Write out the data below exactly as given, without any of its pictures.

-=-=-

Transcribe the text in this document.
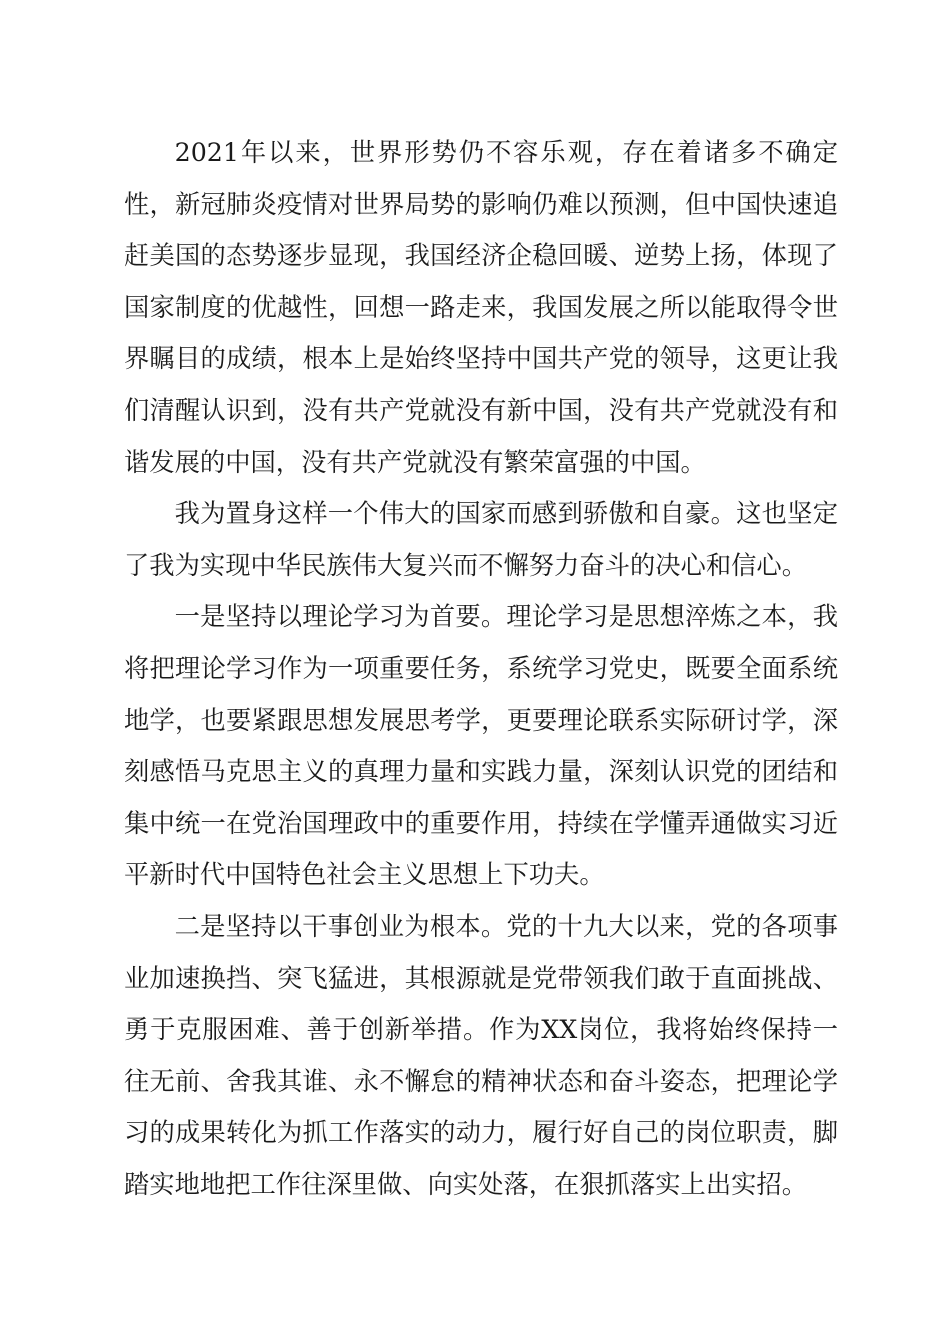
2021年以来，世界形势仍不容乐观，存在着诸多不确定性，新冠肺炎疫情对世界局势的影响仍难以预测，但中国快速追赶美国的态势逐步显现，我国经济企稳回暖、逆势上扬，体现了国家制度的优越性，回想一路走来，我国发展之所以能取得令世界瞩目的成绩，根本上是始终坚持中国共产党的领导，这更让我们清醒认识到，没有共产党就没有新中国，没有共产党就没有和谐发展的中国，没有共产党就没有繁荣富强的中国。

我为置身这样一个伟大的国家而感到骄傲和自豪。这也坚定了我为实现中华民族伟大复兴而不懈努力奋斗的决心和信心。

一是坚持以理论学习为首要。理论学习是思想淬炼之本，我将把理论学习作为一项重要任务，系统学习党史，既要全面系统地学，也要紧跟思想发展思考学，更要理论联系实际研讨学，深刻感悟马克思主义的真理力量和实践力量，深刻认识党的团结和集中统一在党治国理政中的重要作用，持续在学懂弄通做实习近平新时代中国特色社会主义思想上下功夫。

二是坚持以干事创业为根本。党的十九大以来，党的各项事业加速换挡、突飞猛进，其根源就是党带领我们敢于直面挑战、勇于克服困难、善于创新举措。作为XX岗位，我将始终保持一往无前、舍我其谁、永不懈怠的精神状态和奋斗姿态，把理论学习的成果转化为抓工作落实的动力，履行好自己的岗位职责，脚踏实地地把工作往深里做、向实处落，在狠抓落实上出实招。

-=-=-

# [The output]
Transcribe the text in this document.
2021年以来，世界形势仍不容乐观，存在着诸多不确定性，新冠肺炎疫情对世界局势的影响仍难以预测，但中国快速追赶美国的态势逐步显现，我国经济企稳回暖、逆势上扬，体现了国家制度的优越性，回想一路走来，我国发展之所以能取得令世界瞩目的成绩，根本上是始终坚持中国共产党的领导，这更让我们清醒认识到，没有共产党就没有新中国，没有共产党就没有和谐发展的中国，没有共产党就没有繁荣富强的中国。

我为置身这样一个伟大的国家而感到骄傲和自豪。这也坚定了我为实现中华民族伟大复兴而不懈努力奋斗的决心和信心。

一是坚持以理论学习为首要。理论学习是思想淬炼之本，我将把理论学习作为一项重要任务，系统学习党史，既要全面系统地学，也要紧跟思想发展思考学，更要理论联系实际研讨学，深刻感悟马克思主义的真理力量和实践力量，深刻认识党的团结和集中统一在党治国理政中的重要作用，持续在学懂弄通做实习近平新时代中国特色社会主义思想上下功夫。

二是坚持以干事创业为根本。党的十九大以来，党的各项事业加速换挡、突飞猛进，其根源就是党带领我们敢于直面挑战、勇于克服困难、善于创新举措。作为XX岗位，我将始终保持一往无前、舍我其谁、永不懈怠的精神状态和奋斗姿态，把理论学习的成果转化为抓工作落实的动力，履行好自己的岗位职责，脚踏实地地把工作往深里做、向实处落，在狠抓落实上出实招。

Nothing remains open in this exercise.